### Data for this task:
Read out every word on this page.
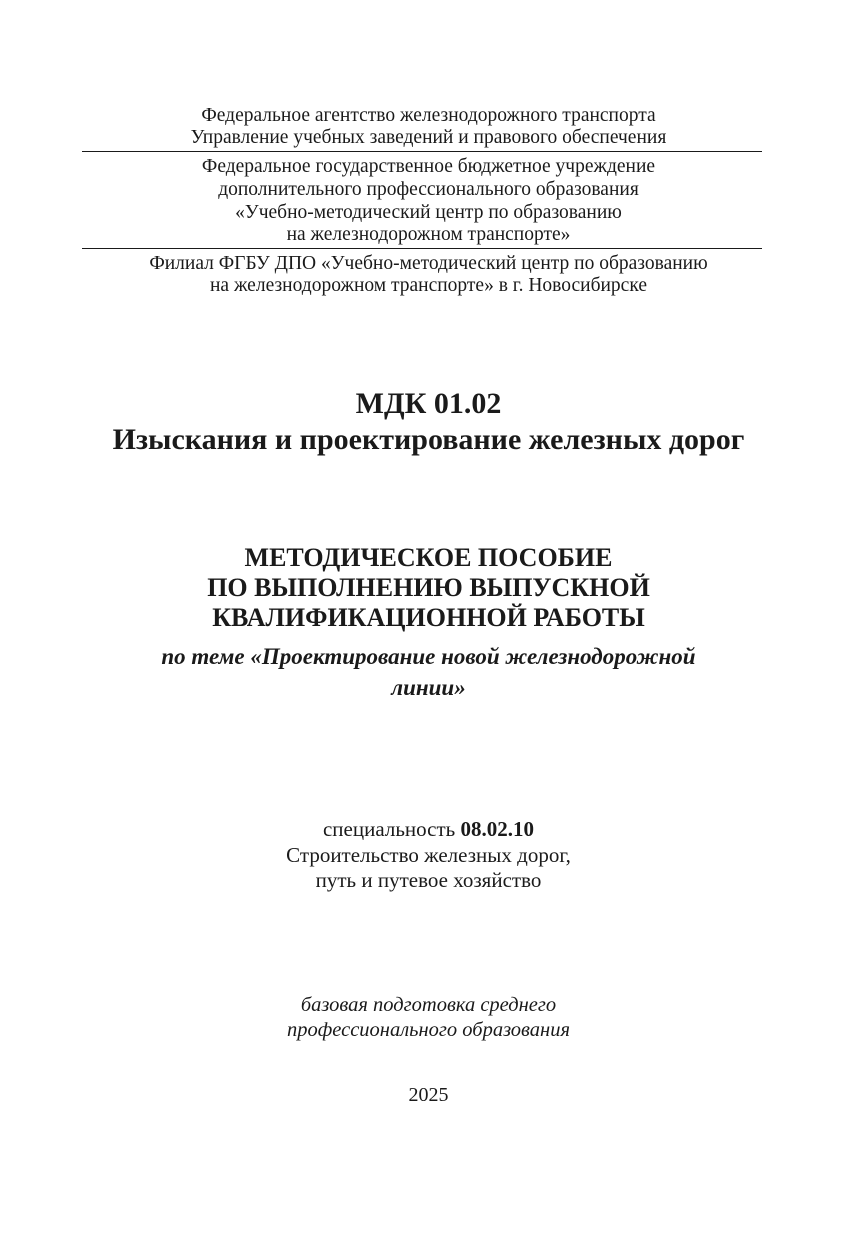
Федеральное агентство железнодорожного транспорта
Управление учебных заведений и правового обеспечения
Федеральное государственное бюджетное учреждение
дополнительного профессионального образования
«Учебно-методический центр по образованию
на железнодорожном транспорте»
Филиал ФГБУ ДПО «Учебно-методический центр по образованию
на железнодорожном транспорте» в г. Новосибирске
МДК 01.02
Изыскания и проектирование железных дорог
МЕТОДИЧЕСКОЕ ПОСОБИЕ
ПО ВЫПОЛНЕНИЮ ВЫПУСКНОЙ
КВАЛИФИКАЦИОННОЙ РАБОТЫ
по теме «Проектирование новой железнодорожной
линии»
специальность 08.02.10
Строительство железных дорог,
путь и путевое хозяйство
базовая подготовка среднего
профессионального образования
2025
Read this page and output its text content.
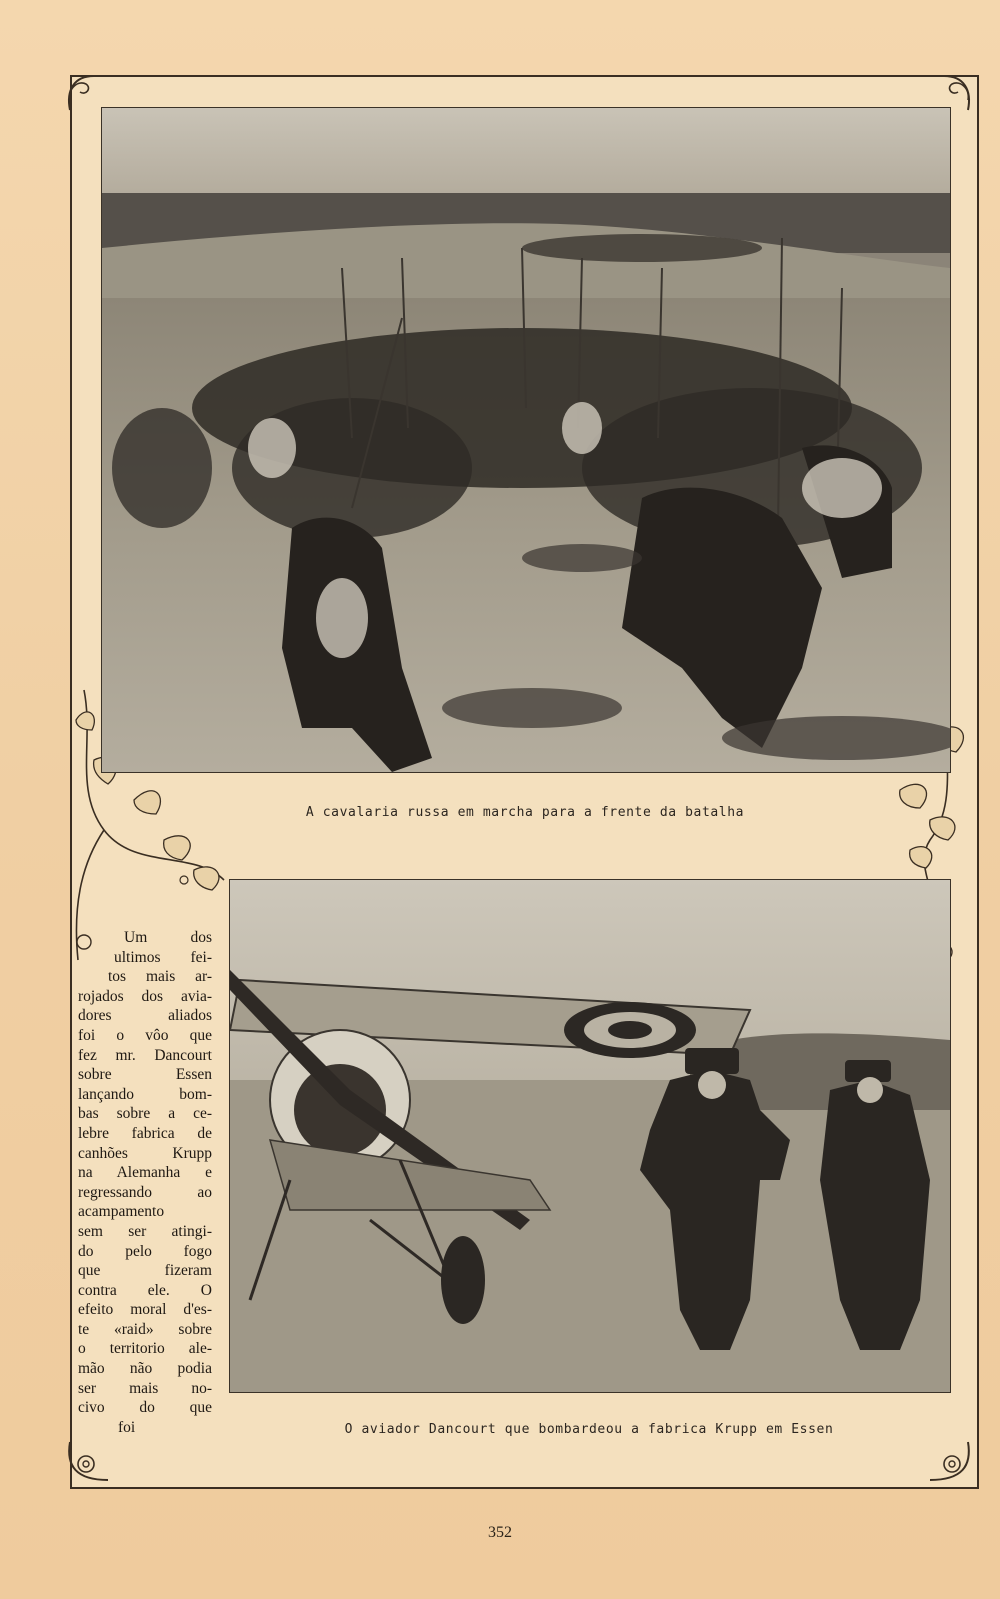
A cavalaria russa em marcha para a frente da batalha
O aviador Dancourt que bombardeou a fabrica Krupp em Essen
Um dos
ultimos fei-
tos mais ar-
rojados dos avia-
dores aliados
foi o vôo que
fez mr. Dancourt
sobre Essen
lançando bom-
bas sobre a ce-
lebre fabrica de
canhões Krupp
na Alemanha e
regressando ao
acampamento
sem ser atingi-
do pelo fogo
que fizeram
contra ele. O
efeito moral d'es-
te «raid» sobre
o territorio ale-
mão não podia
ser mais no-
civo do que
foi
352
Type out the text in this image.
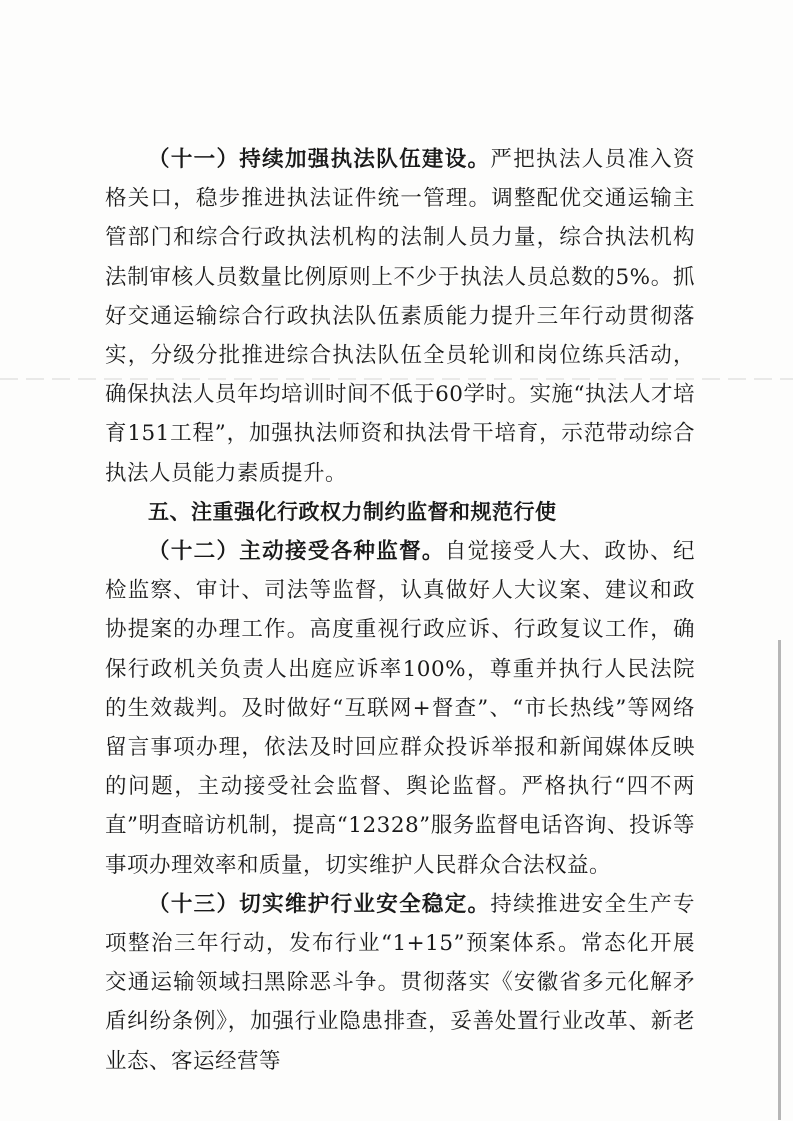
（十一）持续加强执法队伍建设。严把执法人员准入资格关口，稳步推进执法证件统一管理。调整配优交通运输主管部门和综合行政执法机构的法制人员力量，综合执法机构法制审核人员数量比例原则上不少于执法人员总数的5%。抓好交通运输综合行政执法队伍素质能力提升三年行动贯彻落实，分级分批推进综合执法队伍全员轮训和岗位练兵活动，确保执法人员年均培训时间不低于60学时。实施“执法人才培育151工程”，加强执法师资和执法骨干培育，示范带动综合执法人员能力素质提升。

五、注重强化行政权力制约监督和规范行使

（十二）主动接受各种监督。自觉接受人大、政协、纪检监察、审计、司法等监督，认真做好人大议案、建议和政协提案的办理工作。高度重视行政应诉、行政复议工作，确保行政机关负责人出庭应诉率100%，尊重并执行人民法院的生效裁判。及时做好“互联网+督查”、“市长热线”等网络留言事项办理，依法及时回应群众投诉举报和新闻媒体反映的问题，主动接受社会监督、舆论监督。严格执行“四不两直”明查暗访机制，提高“12328”服务监督电话咨询、投诉等事项办理效率和质量，切实维护人民群众合法权益。

（十三）切实维护行业安全稳定。持续推进安全生产专项整治三年行动，发布行业“1+15”预案体系。常态化开展交通运输领域扫黑除恶斗争。贯彻落实《安徽省多元化解矛盾纠纷条例》，加强行业隐患排查，妥善处置行业改革、新老业态、客运经营等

### What this task involves:
Retype the whole listing, keeping every line identical and omitting all pictures.

### Response for this exercise:
Read out every word on this page.
Федеральное агентство железнодорожного транспорта
Управление учебных заведений и правового обеспечения
Федеральное государственное бюджетное учреждение
дополнительного профессионального образования
«Учебно-методический центр по образованию
на железнодорожном транспорте»
Филиал ФГБУ ДПО «Учебно-методический центр по образованию
на железнодорожном транспорте» в г. Новосибирске
МДК 01.02
Изыскания и проектирование железных дорог
МЕТОДИЧЕСКОЕ ПОСОБИЕ
ПО ВЫПОЛНЕНИЮ ВЫПУСКНОЙ
КВАЛИФИКАЦИОННОЙ РАБОТЫ
по теме «Проектирование новой железнодорожной
линии»
специальность 08.02.10
Строительство железных дорог,
путь и путевое хозяйство
базовая подготовка среднего
профессионального образования
2025
Read this page and output its text content.
A cavalaria russa em marcha para a frente da batalha
O aviador Dancourt que bombardeou a fabrica Krupp em Essen
Um dos
ultimos fei-
tos mais ar-
rojados dos avia-
dores aliados
foi o vôo que
fez mr. Dancourt
sobre Essen
lançando bom-
bas sobre a ce-
lebre fabrica de
canhões Krupp
na Alemanha e
regressando ao
acampamento
sem ser atingi-
do pelo fogo
que fizeram
contra ele. O
efeito moral d'es-
te «raid» sobre
o territorio ale-
mão não podia
ser mais no-
civo do que
foi
352
Type out the text in this image.
（十一）持续加强执法队伍建设。严把执法人员准入资格关口，稳步推进执法证件统一管理。调整配优交通运输主管部门和综合行政执法机构的法制人员力量，综合执法机构法制审核人员数量比例原则上不少于执法人员总数的5%。抓好交通运输综合行政执法队伍素质能力提升三年行动贯彻落实，分级分批推进综合执法队伍全员轮训和岗位练兵活动，确保执法人员年均培训时间不低于60学时。实施“执法人才培育151工程”，加强执法师资和执法骨干培育，示范带动综合执法人员能力素质提升。

五、注重强化行政权力制约监督和规范行使

（十二）主动接受各种监督。自觉接受人大、政协、纪检监察、审计、司法等监督，认真做好人大议案、建议和政协提案的办理工作。高度重视行政应诉、行政复议工作，确保行政机关负责人出庭应诉率100%，尊重并执行人民法院的生效裁判。及时做好“互联网+督查”、“市长热线”等网络留言事项办理，依法及时回应群众投诉举报和新闻媒体反映的问题，主动接受社会监督、舆论监督。严格执行“四不两直”明查暗访机制，提高“12328”服务监督电话咨询、投诉等事项办理效率和质量，切实维护人民群众合法权益。

（十三）切实维护行业安全稳定。持续推进安全生产专项整治三年行动，发布行业“1+15”预案体系。常态化开展交通运输领域扫黑除恶斗争。贯彻落实《安徽省多元化解矛盾纠纷条例》，加强行业隐患排查，妥善处置行业改革、新老业态、客运经营等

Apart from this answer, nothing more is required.